§ YOUR GOAL: Gather from the listing below each line that includes the word "situazione", and copy it.

---------- SUPPLIED MATERIAL

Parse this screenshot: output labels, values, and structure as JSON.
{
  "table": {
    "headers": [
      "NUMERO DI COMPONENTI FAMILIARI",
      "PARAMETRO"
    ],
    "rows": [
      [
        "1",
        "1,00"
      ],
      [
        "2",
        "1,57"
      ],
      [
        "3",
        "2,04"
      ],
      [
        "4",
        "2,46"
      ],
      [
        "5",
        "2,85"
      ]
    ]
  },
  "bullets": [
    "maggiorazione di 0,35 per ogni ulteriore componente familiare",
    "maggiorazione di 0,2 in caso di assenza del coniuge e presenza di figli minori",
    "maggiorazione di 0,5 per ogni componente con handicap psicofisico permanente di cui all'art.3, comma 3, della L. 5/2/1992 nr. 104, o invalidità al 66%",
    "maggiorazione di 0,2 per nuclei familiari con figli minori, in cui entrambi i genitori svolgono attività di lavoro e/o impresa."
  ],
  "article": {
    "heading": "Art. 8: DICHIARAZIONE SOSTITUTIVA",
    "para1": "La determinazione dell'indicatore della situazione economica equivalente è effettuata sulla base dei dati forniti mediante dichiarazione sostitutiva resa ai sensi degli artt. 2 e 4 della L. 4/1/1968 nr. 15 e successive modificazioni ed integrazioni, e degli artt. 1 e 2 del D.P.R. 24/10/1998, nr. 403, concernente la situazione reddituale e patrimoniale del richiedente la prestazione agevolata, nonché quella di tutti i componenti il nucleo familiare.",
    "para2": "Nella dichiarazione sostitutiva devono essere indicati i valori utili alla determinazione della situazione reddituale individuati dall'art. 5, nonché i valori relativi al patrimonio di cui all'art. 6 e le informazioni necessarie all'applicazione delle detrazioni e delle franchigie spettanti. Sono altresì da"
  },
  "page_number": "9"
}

--------------------

§ TASK ANSWER:
    "para1": "La determinazione dell'indicatore della situazione economica equivalente è effettuata sulla base dei dati forniti mediante dichiarazione sostitutiva resa ai sensi degli artt. 2 e 4 della L. 4/1/1968 nr. 15 e successive modificazioni ed integrazioni, e degli artt. 1 e 2 del D.P.R. 24/10/1998, nr. 403, concernente la situazione reddituale e patrimoniale del richiedente la prestazione agevolata, nonché quella di tutti i componenti il nucleo familiare.",
    "para2": "Nella dichiarazione sostitutiva devono essere indicati i valori utili alla determinazione della situazione reddituale individuati dall'art. 5, nonché i valori relativi al patrimonio di cui all'art. 6 e le informazioni necessarie all'applicazione delle detrazioni e delle franchigie spettanti. Sono altresì da"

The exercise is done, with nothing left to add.